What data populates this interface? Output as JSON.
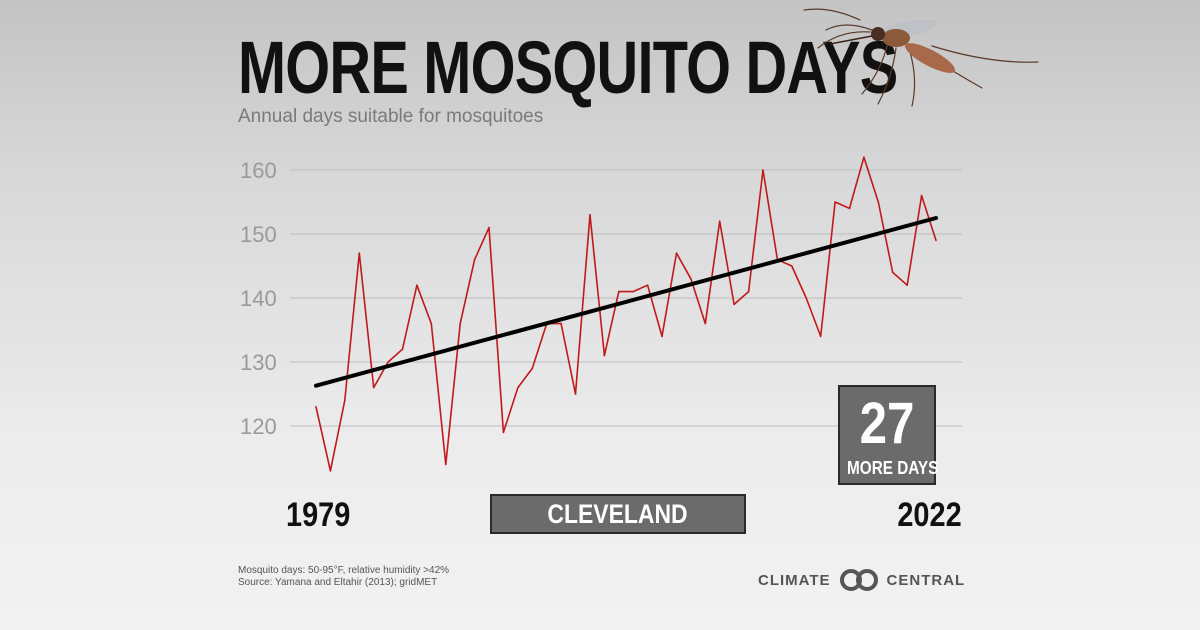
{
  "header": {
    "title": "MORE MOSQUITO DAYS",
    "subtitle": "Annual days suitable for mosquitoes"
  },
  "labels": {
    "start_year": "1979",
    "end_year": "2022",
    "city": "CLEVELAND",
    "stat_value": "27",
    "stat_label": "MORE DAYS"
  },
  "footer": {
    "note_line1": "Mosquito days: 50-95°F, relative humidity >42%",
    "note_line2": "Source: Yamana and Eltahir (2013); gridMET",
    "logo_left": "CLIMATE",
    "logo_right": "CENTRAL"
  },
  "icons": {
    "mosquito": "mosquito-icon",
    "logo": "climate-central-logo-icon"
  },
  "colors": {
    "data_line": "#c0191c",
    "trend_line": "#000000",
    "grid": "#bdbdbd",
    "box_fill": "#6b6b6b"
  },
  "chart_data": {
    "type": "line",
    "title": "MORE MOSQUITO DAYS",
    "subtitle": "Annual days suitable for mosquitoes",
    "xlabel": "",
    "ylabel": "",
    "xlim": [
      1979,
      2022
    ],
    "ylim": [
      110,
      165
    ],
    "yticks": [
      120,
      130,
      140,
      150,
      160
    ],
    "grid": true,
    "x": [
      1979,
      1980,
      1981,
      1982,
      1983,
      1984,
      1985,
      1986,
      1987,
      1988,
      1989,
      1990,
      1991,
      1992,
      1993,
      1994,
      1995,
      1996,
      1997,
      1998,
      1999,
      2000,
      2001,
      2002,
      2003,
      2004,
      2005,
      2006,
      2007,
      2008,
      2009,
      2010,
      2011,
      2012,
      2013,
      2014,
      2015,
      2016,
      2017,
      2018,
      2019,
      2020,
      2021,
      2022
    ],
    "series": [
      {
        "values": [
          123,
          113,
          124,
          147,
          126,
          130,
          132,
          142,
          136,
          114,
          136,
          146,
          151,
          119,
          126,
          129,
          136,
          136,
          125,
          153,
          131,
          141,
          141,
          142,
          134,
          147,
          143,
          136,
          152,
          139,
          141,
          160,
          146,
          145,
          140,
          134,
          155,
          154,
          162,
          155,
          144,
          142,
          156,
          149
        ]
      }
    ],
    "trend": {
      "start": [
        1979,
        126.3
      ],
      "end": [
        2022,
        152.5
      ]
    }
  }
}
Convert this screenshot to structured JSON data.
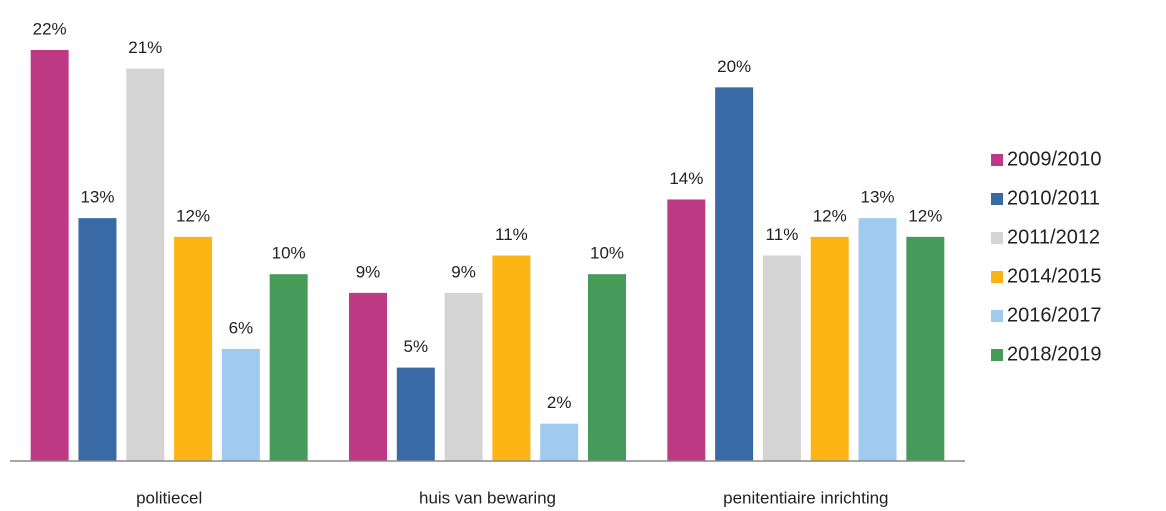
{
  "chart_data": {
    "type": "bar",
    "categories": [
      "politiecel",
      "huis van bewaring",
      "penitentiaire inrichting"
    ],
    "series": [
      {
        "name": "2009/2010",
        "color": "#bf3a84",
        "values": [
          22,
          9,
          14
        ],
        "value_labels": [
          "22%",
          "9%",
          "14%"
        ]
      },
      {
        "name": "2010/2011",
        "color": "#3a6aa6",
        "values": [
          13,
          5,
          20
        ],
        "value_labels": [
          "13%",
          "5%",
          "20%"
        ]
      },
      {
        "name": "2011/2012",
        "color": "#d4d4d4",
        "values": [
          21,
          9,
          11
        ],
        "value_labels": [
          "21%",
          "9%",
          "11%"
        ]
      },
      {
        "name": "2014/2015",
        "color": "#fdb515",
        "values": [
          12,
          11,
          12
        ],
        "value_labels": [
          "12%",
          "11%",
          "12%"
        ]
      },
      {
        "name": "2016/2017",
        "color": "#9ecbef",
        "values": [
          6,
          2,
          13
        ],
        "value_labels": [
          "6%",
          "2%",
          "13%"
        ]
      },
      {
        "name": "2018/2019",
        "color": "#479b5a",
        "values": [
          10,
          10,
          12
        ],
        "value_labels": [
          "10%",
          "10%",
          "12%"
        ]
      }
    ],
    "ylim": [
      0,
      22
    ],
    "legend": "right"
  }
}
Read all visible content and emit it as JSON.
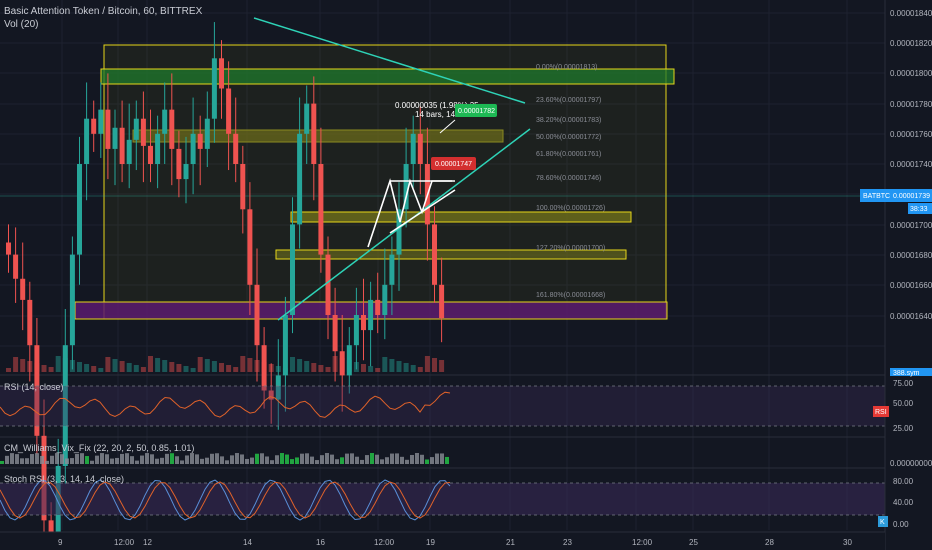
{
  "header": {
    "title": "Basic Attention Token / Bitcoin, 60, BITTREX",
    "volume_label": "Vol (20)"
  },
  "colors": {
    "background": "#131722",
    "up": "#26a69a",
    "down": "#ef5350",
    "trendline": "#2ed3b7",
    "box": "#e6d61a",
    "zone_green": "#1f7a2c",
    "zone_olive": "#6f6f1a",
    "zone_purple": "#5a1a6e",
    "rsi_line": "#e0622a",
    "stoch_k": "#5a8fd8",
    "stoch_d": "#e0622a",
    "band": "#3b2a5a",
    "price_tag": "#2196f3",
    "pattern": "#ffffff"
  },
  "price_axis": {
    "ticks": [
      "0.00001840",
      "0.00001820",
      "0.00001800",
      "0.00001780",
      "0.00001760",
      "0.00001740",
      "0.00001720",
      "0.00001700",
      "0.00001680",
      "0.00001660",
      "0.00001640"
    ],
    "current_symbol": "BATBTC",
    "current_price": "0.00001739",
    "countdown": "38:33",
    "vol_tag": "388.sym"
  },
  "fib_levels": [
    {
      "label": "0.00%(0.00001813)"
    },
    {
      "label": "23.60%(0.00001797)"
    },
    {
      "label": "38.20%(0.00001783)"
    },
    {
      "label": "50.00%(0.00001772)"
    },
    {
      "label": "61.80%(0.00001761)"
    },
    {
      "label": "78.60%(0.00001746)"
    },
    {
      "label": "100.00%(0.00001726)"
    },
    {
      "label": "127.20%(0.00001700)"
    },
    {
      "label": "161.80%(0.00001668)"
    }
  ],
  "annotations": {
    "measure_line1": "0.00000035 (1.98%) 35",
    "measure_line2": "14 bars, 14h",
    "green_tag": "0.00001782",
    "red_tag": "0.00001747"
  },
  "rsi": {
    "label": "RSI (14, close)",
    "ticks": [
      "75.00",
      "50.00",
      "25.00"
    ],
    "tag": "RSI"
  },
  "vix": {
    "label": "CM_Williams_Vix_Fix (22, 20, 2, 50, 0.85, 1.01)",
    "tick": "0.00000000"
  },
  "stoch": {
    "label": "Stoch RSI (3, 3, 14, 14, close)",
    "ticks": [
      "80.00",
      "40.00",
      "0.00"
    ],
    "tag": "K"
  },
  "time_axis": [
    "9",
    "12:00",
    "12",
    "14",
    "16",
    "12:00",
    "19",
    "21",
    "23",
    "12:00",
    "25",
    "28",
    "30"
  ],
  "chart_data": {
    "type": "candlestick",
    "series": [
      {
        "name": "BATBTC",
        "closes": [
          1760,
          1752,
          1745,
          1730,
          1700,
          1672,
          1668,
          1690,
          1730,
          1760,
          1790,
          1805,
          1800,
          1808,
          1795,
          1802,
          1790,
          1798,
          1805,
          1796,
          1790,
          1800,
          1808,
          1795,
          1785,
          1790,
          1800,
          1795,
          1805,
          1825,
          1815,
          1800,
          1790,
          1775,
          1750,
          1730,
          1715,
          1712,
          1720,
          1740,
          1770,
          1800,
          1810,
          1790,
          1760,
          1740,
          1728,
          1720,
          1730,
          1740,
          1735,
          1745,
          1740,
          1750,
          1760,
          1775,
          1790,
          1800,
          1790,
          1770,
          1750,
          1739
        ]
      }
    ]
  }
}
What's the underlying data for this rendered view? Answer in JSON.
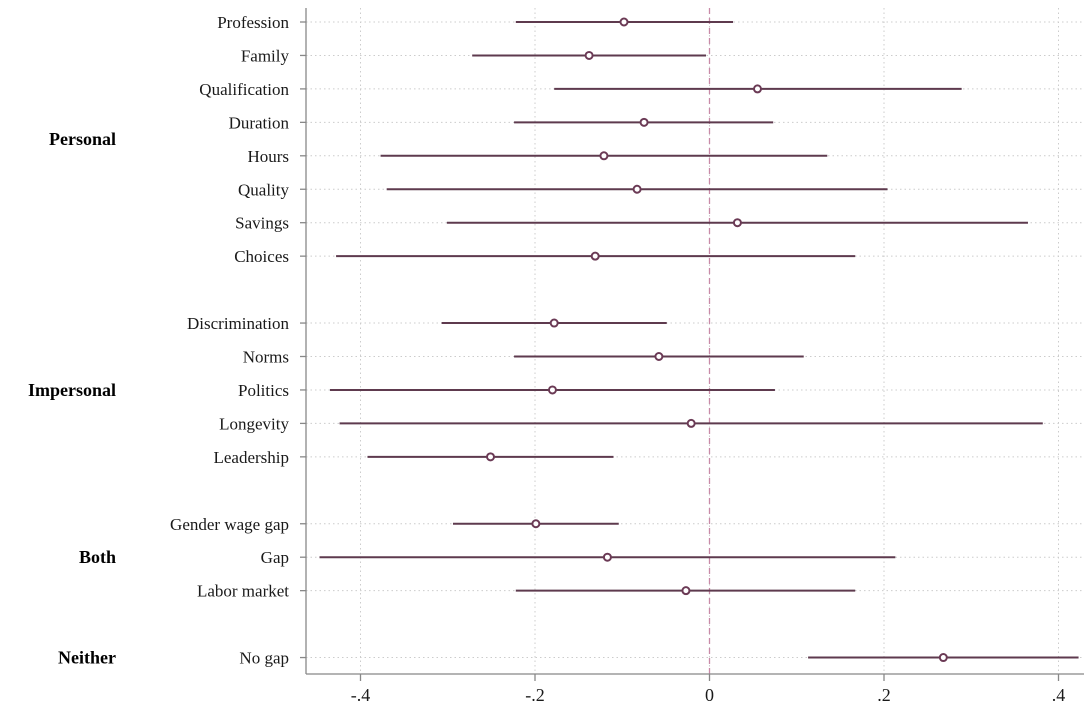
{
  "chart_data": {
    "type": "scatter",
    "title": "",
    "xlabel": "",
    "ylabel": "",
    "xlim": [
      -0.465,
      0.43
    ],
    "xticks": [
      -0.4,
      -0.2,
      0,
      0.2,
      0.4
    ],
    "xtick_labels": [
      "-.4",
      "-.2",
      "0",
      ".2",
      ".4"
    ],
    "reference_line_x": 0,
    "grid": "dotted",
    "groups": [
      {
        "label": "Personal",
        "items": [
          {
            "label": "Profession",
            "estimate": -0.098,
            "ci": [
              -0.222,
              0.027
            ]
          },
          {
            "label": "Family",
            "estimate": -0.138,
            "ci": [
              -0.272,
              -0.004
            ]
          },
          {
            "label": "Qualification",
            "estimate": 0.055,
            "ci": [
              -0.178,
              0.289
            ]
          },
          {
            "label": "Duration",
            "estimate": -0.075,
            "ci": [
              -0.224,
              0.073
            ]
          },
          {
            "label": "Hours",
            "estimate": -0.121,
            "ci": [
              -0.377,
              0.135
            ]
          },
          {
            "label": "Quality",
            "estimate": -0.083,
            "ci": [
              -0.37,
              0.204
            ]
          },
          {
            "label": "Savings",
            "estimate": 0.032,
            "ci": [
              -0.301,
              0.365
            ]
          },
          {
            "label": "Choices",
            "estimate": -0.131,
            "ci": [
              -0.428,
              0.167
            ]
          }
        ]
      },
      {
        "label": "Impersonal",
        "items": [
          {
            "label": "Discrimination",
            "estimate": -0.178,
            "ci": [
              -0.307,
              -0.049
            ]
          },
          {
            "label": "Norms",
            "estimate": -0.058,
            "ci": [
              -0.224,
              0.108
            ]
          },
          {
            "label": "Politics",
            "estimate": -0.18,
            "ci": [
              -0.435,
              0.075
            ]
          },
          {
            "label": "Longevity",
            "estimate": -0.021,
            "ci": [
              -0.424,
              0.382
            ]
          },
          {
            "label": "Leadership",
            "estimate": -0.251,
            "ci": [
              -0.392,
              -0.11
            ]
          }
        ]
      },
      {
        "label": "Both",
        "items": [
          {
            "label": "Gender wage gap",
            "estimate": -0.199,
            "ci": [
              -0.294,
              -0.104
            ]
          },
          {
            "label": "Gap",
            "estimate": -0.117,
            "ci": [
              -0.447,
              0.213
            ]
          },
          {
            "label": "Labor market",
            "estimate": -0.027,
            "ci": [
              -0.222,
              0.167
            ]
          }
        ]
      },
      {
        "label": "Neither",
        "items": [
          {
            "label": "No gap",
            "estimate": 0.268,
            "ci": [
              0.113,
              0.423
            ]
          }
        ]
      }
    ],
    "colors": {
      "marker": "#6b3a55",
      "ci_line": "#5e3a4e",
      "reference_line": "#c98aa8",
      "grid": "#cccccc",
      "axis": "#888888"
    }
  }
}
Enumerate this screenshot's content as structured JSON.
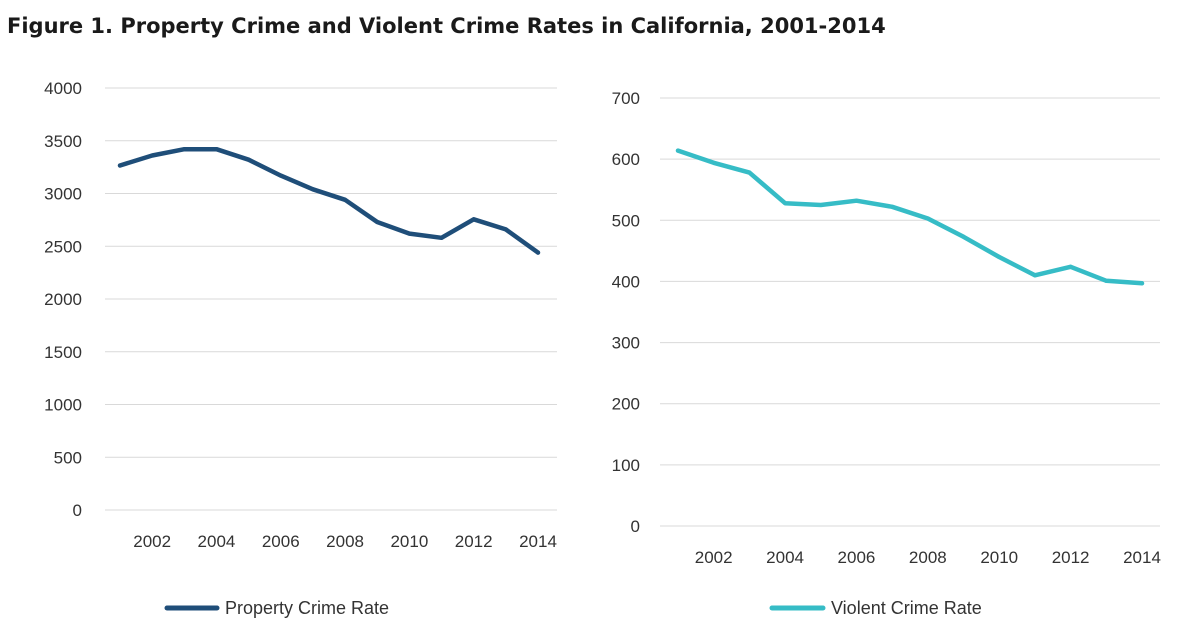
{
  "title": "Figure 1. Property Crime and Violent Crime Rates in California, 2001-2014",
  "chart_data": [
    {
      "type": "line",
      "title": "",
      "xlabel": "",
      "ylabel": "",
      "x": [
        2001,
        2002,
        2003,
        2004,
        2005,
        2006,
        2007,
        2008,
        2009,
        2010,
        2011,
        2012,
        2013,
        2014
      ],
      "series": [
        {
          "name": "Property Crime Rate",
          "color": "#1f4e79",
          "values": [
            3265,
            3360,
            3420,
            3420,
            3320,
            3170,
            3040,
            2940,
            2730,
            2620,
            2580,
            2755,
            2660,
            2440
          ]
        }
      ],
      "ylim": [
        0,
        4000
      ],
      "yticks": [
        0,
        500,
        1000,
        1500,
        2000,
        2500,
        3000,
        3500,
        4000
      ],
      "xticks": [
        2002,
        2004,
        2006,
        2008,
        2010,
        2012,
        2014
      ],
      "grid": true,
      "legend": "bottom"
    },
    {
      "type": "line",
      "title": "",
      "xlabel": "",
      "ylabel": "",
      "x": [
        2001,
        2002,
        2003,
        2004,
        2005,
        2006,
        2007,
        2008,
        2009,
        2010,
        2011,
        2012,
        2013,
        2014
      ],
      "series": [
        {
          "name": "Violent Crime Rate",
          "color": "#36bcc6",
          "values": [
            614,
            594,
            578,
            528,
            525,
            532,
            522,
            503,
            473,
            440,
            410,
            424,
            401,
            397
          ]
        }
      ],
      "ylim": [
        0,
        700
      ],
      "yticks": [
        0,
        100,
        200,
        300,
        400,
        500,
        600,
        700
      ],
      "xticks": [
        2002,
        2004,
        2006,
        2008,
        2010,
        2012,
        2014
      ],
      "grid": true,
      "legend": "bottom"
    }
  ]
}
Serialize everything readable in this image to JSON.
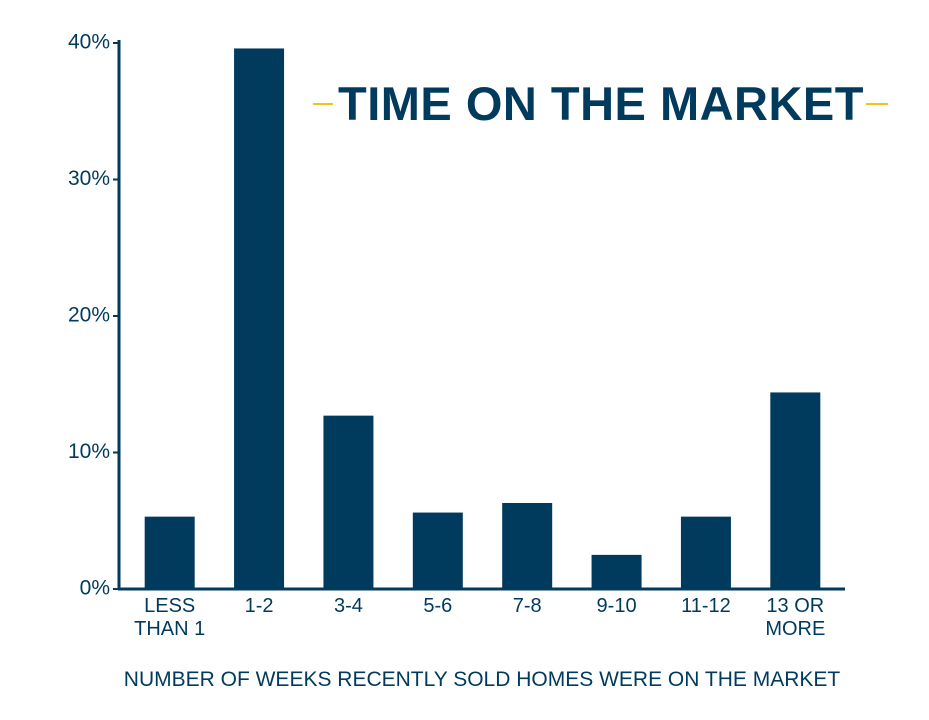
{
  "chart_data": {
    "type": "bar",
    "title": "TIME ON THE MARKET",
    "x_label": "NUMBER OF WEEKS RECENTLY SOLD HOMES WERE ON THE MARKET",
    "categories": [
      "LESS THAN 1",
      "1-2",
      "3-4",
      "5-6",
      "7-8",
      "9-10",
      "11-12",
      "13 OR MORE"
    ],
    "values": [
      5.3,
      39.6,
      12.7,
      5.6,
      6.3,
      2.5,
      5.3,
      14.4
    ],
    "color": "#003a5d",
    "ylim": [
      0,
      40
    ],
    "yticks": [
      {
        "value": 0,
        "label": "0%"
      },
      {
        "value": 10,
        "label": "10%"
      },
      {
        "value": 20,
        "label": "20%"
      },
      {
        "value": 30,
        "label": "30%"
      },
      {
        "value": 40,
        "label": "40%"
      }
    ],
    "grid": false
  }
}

### Problem requirements
Scan the records for the string "Annual". Copy each line in which it appears.

### The reply
    "subtitle": "Annual days suitable for mosquitoes"
    "subtitle": "Annual days suitable for mosquitoes",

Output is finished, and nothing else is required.